# [Instructions to follow]
Turn every line of the rows below into a numbered list, skipping any blank lines. Leave the pictures out of your answer.

### Rows ###

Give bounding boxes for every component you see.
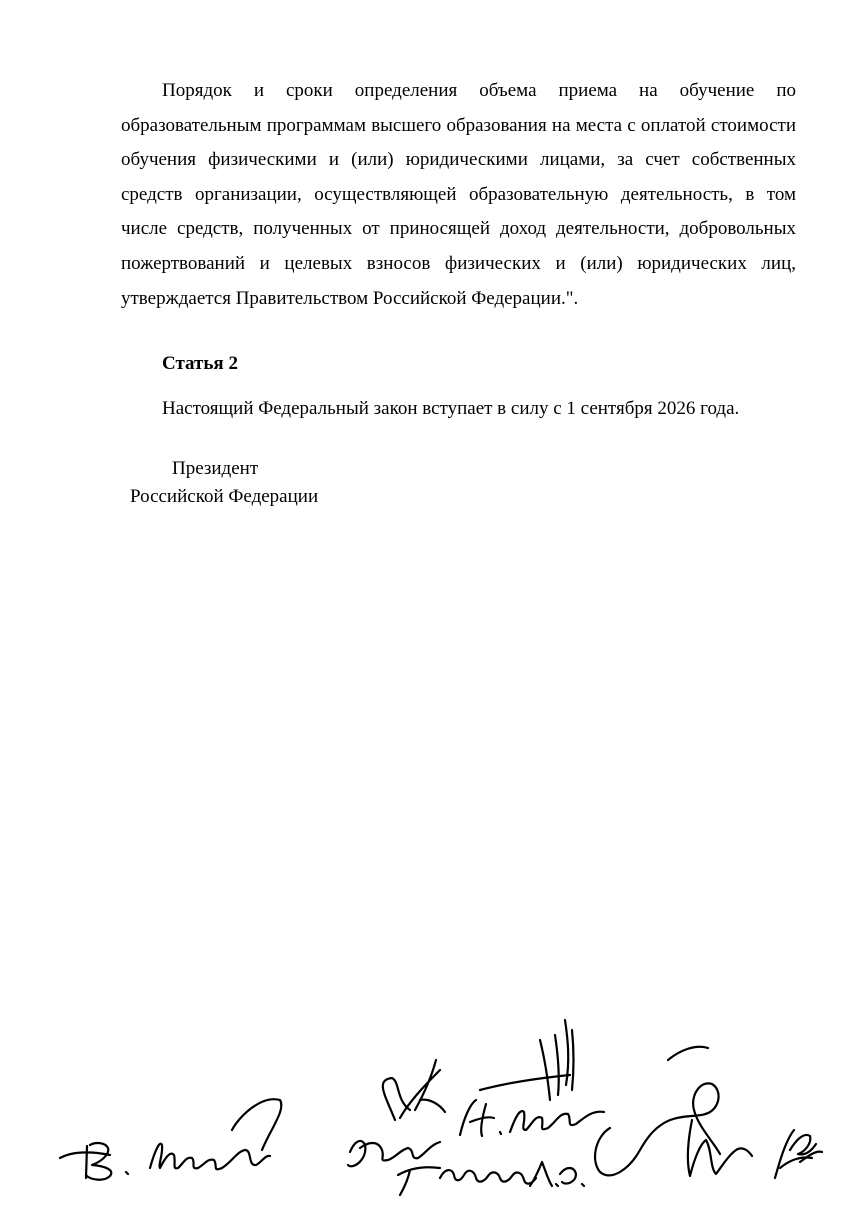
signature-5 (595, 1047, 752, 1176)
signature-2 (348, 1060, 445, 1166)
signature-3 (460, 1020, 604, 1136)
signatures-area (0, 1000, 849, 1200)
signatory-block (130, 455, 318, 511)
signature-1 (60, 1099, 281, 1179)
handwritten-signatures (0, 1000, 849, 1200)
article-text: Настоящий Федеральный закон вступает в силу с 1 сентября 2026 года. (162, 398, 740, 419)
paragraph-text: Порядок и сроки определения объема приема на обучение по образовательным программам высшего образования на места с оплатой стоимости обучения физическими и (или) юридическими лицами, за счет собственных средств организации, осуществляющей образовательную деятельность, в том числе средств, полученных от приносящей доход деятельности, добровольных пожертвований и целевых взносов физических и (или) юридических лиц, утверждается Правительством Российской Федерации.". (121, 80, 796, 309)
article-heading: Статья 2 (162, 353, 238, 374)
body-paragraph (121, 74, 796, 316)
signature-6 (775, 1130, 822, 1178)
signature-4 (398, 1162, 584, 1195)
signatory-title: Президент (172, 458, 259, 479)
signatory-country: Российской Федерации (130, 486, 319, 507)
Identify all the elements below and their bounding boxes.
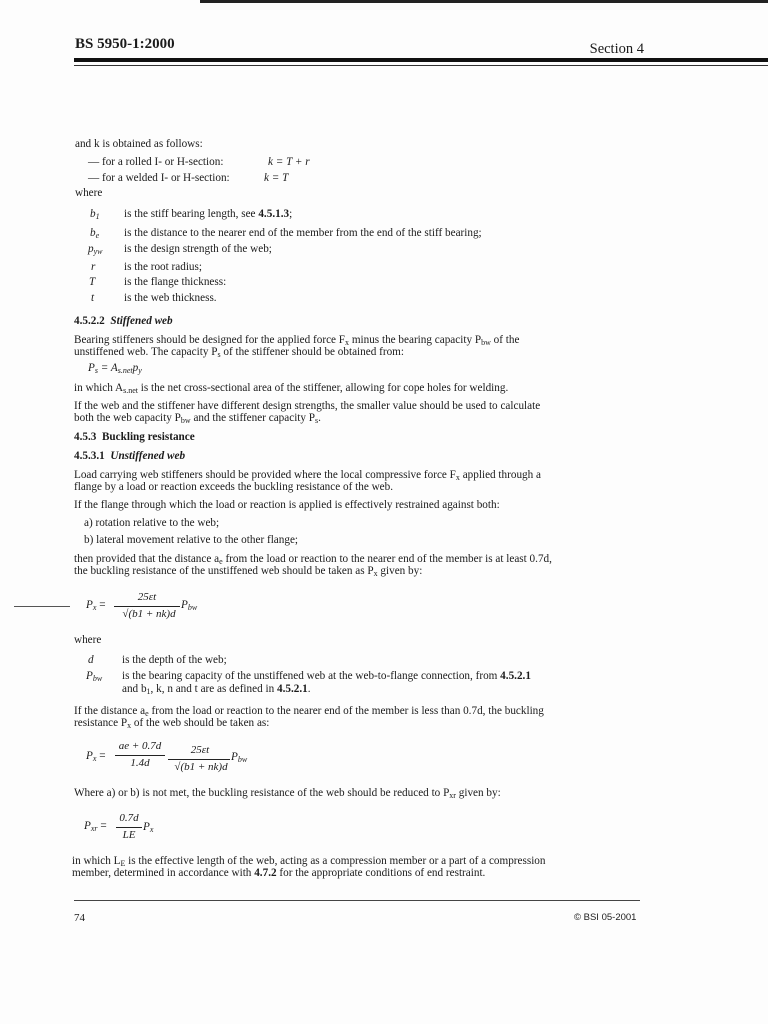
definition-d: is the depth of the web;: [122, 654, 227, 666]
definition-pbw-line1: is the bearing capacity of the unstiffened web at the web-to-flange connection, from 4.5.2.1: [122, 670, 531, 682]
stiffened-para1-line2: unstiffened web. The capacity $P_s$ of the stiffener should be obtained from:: [74, 346, 404, 359]
unstiffened-para3-line1: then provided that the distance $a_e$ from the load or reaction to the nearer end of the member is at least 0.7d,: [74, 553, 552, 566]
header-rule-thick: [74, 58, 768, 62]
symbol-r: r: [91, 261, 96, 273]
where-label: where: [75, 187, 103, 199]
k-obtained-text: and k is obtained as follows:: [75, 138, 203, 150]
definition-r: is the root radius;: [124, 261, 202, 273]
eq2-numerator-2: 25εt: [190, 744, 210, 756]
rolled-section-eq: k = T + r: [268, 156, 310, 168]
eq3-numerator: 0.7d: [119, 812, 139, 824]
heading-4-5-2-2: 4.5.2.2 Stiffened web: [74, 315, 173, 327]
eq1-pbw: $P_{bw}$: [181, 599, 198, 612]
eq1-fraction-bar: [114, 606, 180, 607]
condition-a: a) rotation relative to the web;: [84, 517, 220, 529]
rolled-section-label: — for a rolled I- or H-section:: [88, 156, 224, 168]
unstiffened-para1-line1: Load carrying web stiffeners should be provided where the local compressive force $F_x$ applied through a: [74, 469, 541, 482]
eq1-lhs: $P_x$ =: [86, 599, 106, 612]
condition-b: b) lateral movement relative to the other flange;: [84, 534, 299, 546]
eq3-denominator: LE: [122, 829, 136, 841]
section-label: Section 4: [589, 41, 644, 57]
symbol-b1: $b_1$: [90, 208, 100, 221]
eq2-denominator-2: √(b1 + nk)d: [174, 761, 228, 773]
eq2-fraction-bar-1: [115, 755, 165, 756]
stiffener-capacity-equation: $P_s = A_{s.net}p_y$: [88, 362, 142, 375]
eq3-fraction-bar: [116, 827, 142, 828]
definition-be: is the distance to the nearer end of the member from the end of the stiff bearing;: [124, 227, 482, 239]
where-label-2: where: [74, 634, 102, 646]
definition-pyw: is the design strength of the web;: [124, 243, 272, 255]
symbol-pyw: $p_{yw}$: [88, 243, 103, 256]
definition-t: is the web thickness.: [124, 292, 217, 304]
symbol-t: t: [91, 292, 95, 304]
eq2-pbw: $P_{bw}$: [231, 751, 248, 764]
unstiffened-para4-line1: If the distance $a_e$ from the load or reaction to the nearer end of the member is less than 0.7d, the buckling: [74, 705, 544, 718]
unstiffened-para6-line2: member, determined in accordance with 4.7.2 for the appropriate conditions of end restraint.: [72, 867, 486, 879]
eq3-lhs: $P_{xr}$ =: [84, 820, 107, 833]
eq3-px: $P_x$: [143, 821, 154, 834]
definition-b1: is the stiff bearing length, see 4.5.1.3;: [124, 208, 293, 220]
header-rule-thin: [74, 65, 768, 66]
unstiffened-para3-line2: the buckling resistance of the unstiffened web should be taken as $P_x$ given by:: [74, 565, 423, 578]
scan-edge-line: [200, 0, 768, 3]
definition-pbw-line2: and $b_1$, k, n and t are as defined in 4.5.2.1.: [122, 683, 311, 696]
heading-4-5-3: 4.5.3 Buckling resistance: [74, 431, 195, 443]
unstiffened-para5: Where a) or b) is not met, the buckling resistance of the web should be reduced to $P_{xr}$ given by:: [74, 787, 501, 800]
unstiffened-para2: If the flange through which the load or reaction is applied is effectively restrained against both:: [74, 499, 500, 511]
stiffened-para3-line2: both the web capacity $P_{bw}$ and the stiffener capacity $P_s$.: [74, 412, 321, 425]
standard-number: BS 5950-1:2000: [75, 36, 175, 52]
unstiffened-para4-line2: resistance $P_x$ of the web should be taken as:: [74, 717, 270, 730]
eq1-denominator: √(b1 + nk)d: [122, 608, 176, 620]
symbol-pbw: $P_{bw}$: [86, 670, 103, 683]
unstiffened-para1-line2: flange by a load or reaction exceeds the buckling resistance of the web.: [74, 481, 394, 493]
eq2-fraction-bar-2: [168, 759, 230, 760]
unstiffened-para6-line1: in which $L_E$ is the effective length of the web, acting as a compression member or a part of a compression: [72, 855, 546, 868]
eq2-denominator-1: 1.4d: [130, 757, 150, 769]
margin-mark: [14, 606, 70, 607]
eq1-numerator: 25εt: [137, 591, 157, 603]
heading-4-5-3-1: 4.5.3.1 Unstiffened web: [74, 450, 186, 462]
symbol-T: T: [89, 276, 96, 288]
welded-section-label: — for a welded I- or H-section:: [88, 172, 230, 184]
footer-rule: [74, 900, 640, 901]
page-number: 74: [74, 912, 85, 924]
eq2-numerator-1: ae + 0.7d: [118, 740, 162, 752]
copyright-notice: © BSI 05-2001: [574, 912, 637, 923]
definition-T: is the flange thickness:: [124, 276, 227, 288]
stiffened-para3-line1: If the web and the stiffener have different design strengths, the smaller value should be used to calculate: [74, 400, 541, 412]
eq2-lhs: $P_x$ =: [86, 750, 106, 763]
symbol-be: $b_e$: [90, 227, 100, 240]
stiffened-para2: in which $A_{s.net}$ is the net cross-sectional area of the stiffener, allowing for cope holes for welding.: [74, 382, 509, 395]
stiffened-para1-line1: Bearing stiffeners should be designed for the applied force $F_x$ minus the bearing capacity $P_{bw}$ of the: [74, 334, 520, 347]
welded-section-eq: k = T: [264, 172, 289, 184]
symbol-d: d: [88, 654, 94, 666]
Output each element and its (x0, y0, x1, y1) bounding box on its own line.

###

# [Solution]
1. Give bounding boxes for every component you see.
2. signature-5 (595, 1047, 752, 1176)
3. signature-2 (348, 1060, 445, 1166)
4. signature-3 (460, 1020, 604, 1136)
5. signatures-area (0, 1000, 849, 1200)
6. signatory-block (130, 455, 318, 511)
7. signature-1 (60, 1099, 281, 1179)
8. handwritten-signatures (0, 1000, 849, 1200)
9. article-text: Настоящий Федеральный закон вступает в силу с 1 сентября 2026 года. (162, 398, 740, 419)
10. paragraph-text: Порядок и сроки определения объема приема на обучение по образовательным программам высшего образования на места с оплатой стоимости обучения физическими и (или) юридическими лицами, за счет собственных средств организации, осуществляющей образовательную деятельность, в том числе средств, полученных от приносящей доход деятельности, добровольных пожертвований и целевых взносов физических и (или) юридических лиц, утверждается Правительством Российской Федерации.". (121, 80, 796, 309)
11. article-heading: Статья 2 (162, 353, 238, 374)
12. body-paragraph (121, 74, 796, 316)
13. signature-6 (775, 1130, 822, 1178)
14. signature-4 (398, 1162, 584, 1195)
15. signatory-title: Президент (172, 458, 259, 479)
16. signatory-country: Российской Федерации (130, 486, 319, 507)
17. Identify all the elements below and their bounding boxes.
18. definition-d: is the depth of the web;: [122, 654, 227, 666]
19. definition-pbw-line1: is the bearing capacity of the unstiffened web at the web-to-flange connection, from 4.5.2.1: [122, 670, 531, 682]
20. stiffened-para1-line2: unstiffened web. The capacity $P_s$ of the stiffener should be obtained from:: [74, 346, 404, 359]
21. unstiffened-para3-line1: then provided that the distance $a_e$ from the load or reaction to the nearer end of the member is at least 0.7d,: [74, 553, 552, 566]
22. header-rule-thick: [74, 58, 768, 62]
23. symbol-r: r: [91, 261, 96, 273]
24. where-label: where: [75, 187, 103, 199]
25. k-obtained-text: and k is obtained as follows:: [75, 138, 203, 150]
26. definition-r: is the root radius;: [124, 261, 202, 273]
27. eq2-numerator-2: 25εt: [190, 744, 210, 756]
28. rolled-section-eq: k = T + r: [268, 156, 310, 168]
29. eq3-numerator: 0.7d: [119, 812, 139, 824]
30. heading-4-5-2-2: 4.5.2.2 Stiffened web: [74, 315, 173, 327]
31. eq1-pbw: $P_{bw}$: [181, 599, 198, 612]
32. eq1-fraction-bar: [114, 606, 180, 607]
33. condition-a: a) rotation relative to the web;: [84, 517, 220, 529]
34. rolled-section-label: — for a rolled I- or H-section:: [88, 156, 224, 168]
35. unstiffened-para1-line1: Load carrying web stiffeners should be provided where the local compressive force $F_x$ applied through a: [74, 469, 541, 482]
36. eq1-lhs: $P_x$ =: [86, 599, 106, 612]
37. condition-b: b) lateral movement relative to the other flange;: [84, 534, 299, 546]
38. eq3-denominator: LE: [122, 829, 136, 841]
39. section-label: Section 4: [589, 41, 644, 57]
40. symbol-b1: $b_1$: [90, 208, 100, 221]
41. eq2-denominator-2: √(b1 + nk)d: [174, 761, 228, 773]
42. eq2-fraction-bar-1: [115, 755, 165, 756]
43. stiffener-capacity-equation: $P_s = A_{s.net}p_y$: [88, 362, 142, 375]
44. eq3-fraction-bar: [116, 827, 142, 828]
45. definition-be: is the distance to the nearer end of the member from the end of the stiff bearing;: [124, 227, 482, 239]
46. where-label-2: where: [74, 634, 102, 646]
47. definition-pyw: is the design strength of the web;: [124, 243, 272, 255]
48. symbol-pyw: $p_{yw}$: [88, 243, 103, 256]
49. definition-t: is the web thickness.: [124, 292, 217, 304]
50. symbol-t: t: [91, 292, 95, 304]
51. eq2-pbw: $P_{bw}$: [231, 751, 248, 764]
52. unstiffened-para4-line1: If the distance $a_e$ from the load or reaction to the nearer end of the member is less than 0.7d, the buckling: [74, 705, 544, 718]
53. unstiffened-para6-line2: member, determined in accordance with 4.7.2 for the appropriate conditions of end restraint.: [72, 867, 486, 879]
54. eq3-lhs: $P_{xr}$ =: [84, 820, 107, 833]
55. eq3-px: $P_x$: [143, 821, 154, 834]
56. definition-b1: is the stiff bearing length, see 4.5.1.3;: [124, 208, 293, 220]
57. header-rule-thin: [74, 65, 768, 66]
58. unstiffened-para3-line2: the buckling resistance of the unstiffened web should be taken as $P_x$ given by:: [74, 565, 423, 578]
59. scan-edge-line: [200, 0, 768, 3]
60. definition-pbw-line2: and $b_1$, k, n and t are as defined in 4.5.2.1.: [122, 683, 311, 696]
61. heading-4-5-3: 4.5.3 Buckling resistance: [74, 431, 195, 443]
62. unstiffened-para5: Where a) or b) is not met, the buckling resistance of the web should be reduced to $P_{xr}$ given by:: [74, 787, 501, 800]
63. unstiffened-para2: If the flange through which the load or reaction is applied is effectively restrained against both:: [74, 499, 500, 511]
64. stiffened-para3-line2: both the web capacity $P_{bw}$ and the stiffener capacity $P_s$.: [74, 412, 321, 425]
65. standard-number: BS 5950-1:2000: [75, 36, 175, 52]
66. unstiffened-para4-line2: resistance $P_x$ of the web should be taken as:: [74, 717, 270, 730]
67. eq1-denominator: √(b1 + nk)d: [122, 608, 176, 620]
68. symbol-pbw: $P_{bw}$: [86, 670, 103, 683]
69. unstiffened-para1-line2: flange by a load or reaction exceeds the buckling resistance of the web.: [74, 481, 394, 493]
70. eq2-fraction-bar-2: [168, 759, 230, 760]
71. unstiffened-para6-line1: in which $L_E$ is the effective length of the web, acting as a compression member or a part of a compression: [72, 855, 546, 868]
72. eq2-denominator-1: 1.4d: [130, 757, 150, 769]
73. margin-mark: [14, 606, 70, 607]
74. eq1-numerator: 25εt: [137, 591, 157, 603]
75. heading-4-5-3-1: 4.5.3.1 Unstiffened web: [74, 450, 186, 462]
76. symbol-T: T: [89, 276, 96, 288]
77. welded-section-label: — for a welded I- or H-section:: [88, 172, 230, 184]
78. footer-rule: [74, 900, 640, 901]
79. page-number: 74: [74, 912, 85, 924]
80. eq2-numerator-1: ae + 0.7d: [118, 740, 162, 752]
81. copyright-notice: © BSI 05-2001: [574, 912, 637, 923]
82. definition-T: is the flange thickness:: [124, 276, 227, 288]
83. stiffened-para3-line1: If the web and the stiffener have different design strengths, the smaller value should be used to calculate: [74, 400, 541, 412]
84. eq2-lhs: $P_x$ =: [86, 750, 106, 763]
85. symbol-be: $b_e$: [90, 227, 100, 240]
86. stiffened-para2: in which $A_{s.net}$ is the net cross-sectional area of the stiffener, allowing for cope holes for welding.: [74, 382, 509, 395]
87. stiffened-para1-line1: Bearing stiffeners should be designed for the applied force $F_x$ minus the bearing capacity $P_{bw}$ of the: [74, 334, 520, 347]
88. welded-section-eq: k = T: [264, 172, 289, 184]
89. symbol-d: d: [88, 654, 94, 666]
90. Output each element and its (x0, y0, x1, y1) bounding box on its own line.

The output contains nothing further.